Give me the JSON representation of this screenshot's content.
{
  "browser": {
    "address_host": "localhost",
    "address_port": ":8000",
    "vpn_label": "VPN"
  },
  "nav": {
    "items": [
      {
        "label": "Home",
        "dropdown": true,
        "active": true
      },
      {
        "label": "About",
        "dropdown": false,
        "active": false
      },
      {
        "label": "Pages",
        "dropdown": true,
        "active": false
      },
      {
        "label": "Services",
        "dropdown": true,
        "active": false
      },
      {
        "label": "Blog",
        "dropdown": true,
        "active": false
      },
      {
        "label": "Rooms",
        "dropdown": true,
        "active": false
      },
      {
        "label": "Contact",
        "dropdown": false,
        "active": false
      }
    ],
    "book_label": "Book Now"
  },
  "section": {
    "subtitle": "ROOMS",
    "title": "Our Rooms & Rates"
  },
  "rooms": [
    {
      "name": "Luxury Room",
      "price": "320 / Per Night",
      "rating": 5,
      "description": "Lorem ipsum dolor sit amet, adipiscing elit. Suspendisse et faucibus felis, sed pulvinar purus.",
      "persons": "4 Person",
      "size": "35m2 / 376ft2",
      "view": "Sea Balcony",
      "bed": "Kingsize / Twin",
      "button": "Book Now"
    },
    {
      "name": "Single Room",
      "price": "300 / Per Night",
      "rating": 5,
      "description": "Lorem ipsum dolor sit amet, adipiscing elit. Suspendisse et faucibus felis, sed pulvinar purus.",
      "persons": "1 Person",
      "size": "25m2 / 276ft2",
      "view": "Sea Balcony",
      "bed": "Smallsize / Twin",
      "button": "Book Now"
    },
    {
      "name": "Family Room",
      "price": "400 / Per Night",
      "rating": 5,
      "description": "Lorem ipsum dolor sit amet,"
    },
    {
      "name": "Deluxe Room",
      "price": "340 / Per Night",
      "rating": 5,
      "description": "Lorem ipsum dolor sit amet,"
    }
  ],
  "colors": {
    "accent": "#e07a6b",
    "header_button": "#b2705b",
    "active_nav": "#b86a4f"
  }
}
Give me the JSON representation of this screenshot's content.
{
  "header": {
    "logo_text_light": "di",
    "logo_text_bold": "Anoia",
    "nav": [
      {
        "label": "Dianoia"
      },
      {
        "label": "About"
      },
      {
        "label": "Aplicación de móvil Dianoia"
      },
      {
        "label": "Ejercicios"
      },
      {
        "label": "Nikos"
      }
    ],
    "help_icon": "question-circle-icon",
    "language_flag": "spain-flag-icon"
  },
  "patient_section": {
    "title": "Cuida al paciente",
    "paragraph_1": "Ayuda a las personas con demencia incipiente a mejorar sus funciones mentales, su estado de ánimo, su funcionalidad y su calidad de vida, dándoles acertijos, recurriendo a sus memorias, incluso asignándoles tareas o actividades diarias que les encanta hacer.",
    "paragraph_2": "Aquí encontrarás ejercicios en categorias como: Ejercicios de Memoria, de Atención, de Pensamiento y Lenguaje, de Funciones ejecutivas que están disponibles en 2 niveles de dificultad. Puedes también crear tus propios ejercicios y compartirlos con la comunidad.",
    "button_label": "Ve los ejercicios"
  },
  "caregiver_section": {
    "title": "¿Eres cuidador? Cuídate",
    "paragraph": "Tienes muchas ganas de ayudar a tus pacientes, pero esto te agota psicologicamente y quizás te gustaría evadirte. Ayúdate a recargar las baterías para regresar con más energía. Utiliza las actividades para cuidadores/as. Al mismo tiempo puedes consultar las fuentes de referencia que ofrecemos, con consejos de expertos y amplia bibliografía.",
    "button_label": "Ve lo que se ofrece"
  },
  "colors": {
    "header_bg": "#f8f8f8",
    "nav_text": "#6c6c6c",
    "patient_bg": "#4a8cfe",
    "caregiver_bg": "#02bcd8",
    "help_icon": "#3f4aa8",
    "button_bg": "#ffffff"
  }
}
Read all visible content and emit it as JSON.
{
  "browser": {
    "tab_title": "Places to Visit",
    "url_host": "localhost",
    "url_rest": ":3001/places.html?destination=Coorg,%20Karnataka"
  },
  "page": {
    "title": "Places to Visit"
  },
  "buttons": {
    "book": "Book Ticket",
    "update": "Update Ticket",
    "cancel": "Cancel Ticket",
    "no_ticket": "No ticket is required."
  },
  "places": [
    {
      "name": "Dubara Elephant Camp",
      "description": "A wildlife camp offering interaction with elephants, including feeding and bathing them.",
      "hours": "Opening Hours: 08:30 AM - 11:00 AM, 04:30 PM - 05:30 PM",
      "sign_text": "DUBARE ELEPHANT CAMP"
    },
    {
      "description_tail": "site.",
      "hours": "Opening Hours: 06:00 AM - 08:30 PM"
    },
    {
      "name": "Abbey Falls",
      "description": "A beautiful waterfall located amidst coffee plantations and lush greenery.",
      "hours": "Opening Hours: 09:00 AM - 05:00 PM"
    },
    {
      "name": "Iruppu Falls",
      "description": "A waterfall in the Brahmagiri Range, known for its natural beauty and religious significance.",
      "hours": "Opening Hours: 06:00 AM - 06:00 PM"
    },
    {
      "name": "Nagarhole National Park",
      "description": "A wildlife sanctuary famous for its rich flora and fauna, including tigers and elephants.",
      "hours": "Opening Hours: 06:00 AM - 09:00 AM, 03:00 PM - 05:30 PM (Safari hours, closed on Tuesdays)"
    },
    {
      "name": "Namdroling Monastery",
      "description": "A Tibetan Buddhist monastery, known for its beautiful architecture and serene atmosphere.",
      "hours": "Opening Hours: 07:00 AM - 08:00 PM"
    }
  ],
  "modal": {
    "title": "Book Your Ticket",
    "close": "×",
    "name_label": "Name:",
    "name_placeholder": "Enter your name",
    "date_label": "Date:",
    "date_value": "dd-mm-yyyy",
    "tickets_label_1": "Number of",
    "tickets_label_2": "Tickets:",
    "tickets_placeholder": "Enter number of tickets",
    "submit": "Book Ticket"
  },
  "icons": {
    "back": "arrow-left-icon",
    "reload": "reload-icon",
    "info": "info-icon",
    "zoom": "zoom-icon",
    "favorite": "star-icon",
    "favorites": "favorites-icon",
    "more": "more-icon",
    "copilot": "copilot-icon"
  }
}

* **WHAT YOU NEED TO DO**
From the first line to the last, please quote the material above exactly.

* **ANSWER FOR THIS EXERCISE**
Give me the JSON representation of this screenshot's content.
{
  "browser": {
    "address_host": "localhost",
    "address_port": ":8000",
    "vpn_label": "VPN"
  },
  "nav": {
    "items": [
      {
        "label": "Home",
        "dropdown": true,
        "active": true
      },
      {
        "label": "About",
        "dropdown": false,
        "active": false
      },
      {
        "label": "Pages",
        "dropdown": true,
        "active": false
      },
      {
        "label": "Services",
        "dropdown": true,
        "active": false
      },
      {
        "label": "Blog",
        "dropdown": true,
        "active": false
      },
      {
        "label": "Rooms",
        "dropdown": true,
        "active": false
      },
      {
        "label": "Contact",
        "dropdown": false,
        "active": false
      }
    ],
    "book_label": "Book Now"
  },
  "section": {
    "subtitle": "ROOMS",
    "title": "Our Rooms & Rates"
  },
  "rooms": [
    {
      "name": "Luxury Room",
      "price": "320 / Per Night",
      "rating": 5,
      "description": "Lorem ipsum dolor sit amet, adipiscing elit. Suspendisse et faucibus felis, sed pulvinar purus.",
      "persons": "4 Person",
      "size": "35m2 / 376ft2",
      "view": "Sea Balcony",
      "bed": "Kingsize / Twin",
      "button": "Book Now"
    },
    {
      "name": "Single Room",
      "price": "300 / Per Night",
      "rating": 5,
      "description": "Lorem ipsum dolor sit amet, adipiscing elit. Suspendisse et faucibus felis, sed pulvinar purus.",
      "persons": "1 Person",
      "size": "25m2 / 276ft2",
      "view": "Sea Balcony",
      "bed": "Smallsize / Twin",
      "button": "Book Now"
    },
    {
      "name": "Family Room",
      "price": "400 / Per Night",
      "rating": 5,
      "description": "Lorem ipsum dolor sit amet,"
    },
    {
      "name": "Deluxe Room",
      "price": "340 / Per Night",
      "rating": 5,
      "description": "Lorem ipsum dolor sit amet,"
    }
  ],
  "colors": {
    "accent": "#e07a6b",
    "header_button": "#b2705b",
    "active_nav": "#b86a4f"
  }
}
Give me the JSON representation of this screenshot's content.
{
  "header": {
    "logo_text_light": "di",
    "logo_text_bold": "Anoia",
    "nav": [
      {
        "label": "Dianoia"
      },
      {
        "label": "About"
      },
      {
        "label": "Aplicación de móvil Dianoia"
      },
      {
        "label": "Ejercicios"
      },
      {
        "label": "Nikos"
      }
    ],
    "help_icon": "question-circle-icon",
    "language_flag": "spain-flag-icon"
  },
  "patient_section": {
    "title": "Cuida al paciente",
    "paragraph_1": "Ayuda a las personas con demencia incipiente a mejorar sus funciones mentales, su estado de ánimo, su funcionalidad y su calidad de vida, dándoles acertijos, recurriendo a sus memorias, incluso asignándoles tareas o actividades diarias que les encanta hacer.",
    "paragraph_2": "Aquí encontrarás ejercicios en categorias como: Ejercicios de Memoria, de Atención, de Pensamiento y Lenguaje, de Funciones ejecutivas que están disponibles en 2 niveles de dificultad. Puedes también crear tus propios ejercicios y compartirlos con la comunidad.",
    "button_label": "Ve los ejercicios"
  },
  "caregiver_section": {
    "title": "¿Eres cuidador? Cuídate",
    "paragraph": "Tienes muchas ganas de ayudar a tus pacientes, pero esto te agota psicologicamente y quizás te gustaría evadirte. Ayúdate a recargar las baterías para regresar con más energía. Utiliza las actividades para cuidadores/as. Al mismo tiempo puedes consultar las fuentes de referencia que ofrecemos, con consejos de expertos y amplia bibliografía.",
    "button_label": "Ve lo que se ofrece"
  },
  "colors": {
    "header_bg": "#f8f8f8",
    "nav_text": "#6c6c6c",
    "patient_bg": "#4a8cfe",
    "caregiver_bg": "#02bcd8",
    "help_icon": "#3f4aa8",
    "button_bg": "#ffffff"
  }
}
Read all visible content and emit it as JSON.
{
  "browser": {
    "tab_title": "Places to Visit",
    "url_host": "localhost",
    "url_rest": ":3001/places.html?destination=Coorg,%20Karnataka"
  },
  "page": {
    "title": "Places to Visit"
  },
  "buttons": {
    "book": "Book Ticket",
    "update": "Update Ticket",
    "cancel": "Cancel Ticket",
    "no_ticket": "No ticket is required."
  },
  "places": [
    {
      "name": "Dubara Elephant Camp",
      "description": "A wildlife camp offering interaction with elephants, including feeding and bathing them.",
      "hours": "Opening Hours: 08:30 AM - 11:00 AM, 04:30 PM - 05:30 PM",
      "sign_text": "DUBARE ELEPHANT CAMP"
    },
    {
      "description_tail": "site.",
      "hours": "Opening Hours: 06:00 AM - 08:30 PM"
    },
    {
      "name": "Abbey Falls",
      "description": "A beautiful waterfall located amidst coffee plantations and lush greenery.",
      "hours": "Opening Hours: 09:00 AM - 05:00 PM"
    },
    {
      "name": "Iruppu Falls",
      "description": "A waterfall in the Brahmagiri Range, known for its natural beauty and religious significance.",
      "hours": "Opening Hours: 06:00 AM - 06:00 PM"
    },
    {
      "name": "Nagarhole National Park",
      "description": "A wildlife sanctuary famous for its rich flora and fauna, including tigers and elephants.",
      "hours": "Opening Hours: 06:00 AM - 09:00 AM, 03:00 PM - 05:30 PM (Safari hours, closed on Tuesdays)"
    },
    {
      "name": "Namdroling Monastery",
      "description": "A Tibetan Buddhist monastery, known for its beautiful architecture and serene atmosphere.",
      "hours": "Opening Hours: 07:00 AM - 08:00 PM"
    }
  ],
  "modal": {
    "title": "Book Your Ticket",
    "close": "×",
    "name_label": "Name:",
    "name_placeholder": "Enter your name",
    "date_label": "Date:",
    "date_value": "dd-mm-yyyy",
    "tickets_label_1": "Number of",
    "tickets_label_2": "Tickets:",
    "tickets_placeholder": "Enter number of tickets",
    "submit": "Book Ticket"
  },
  "icons": {
    "back": "arrow-left-icon",
    "reload": "reload-icon",
    "info": "info-icon",
    "zoom": "zoom-icon",
    "favorite": "star-icon",
    "favorites": "favorites-icon",
    "more": "more-icon",
    "copilot": "copilot-icon"
  }
}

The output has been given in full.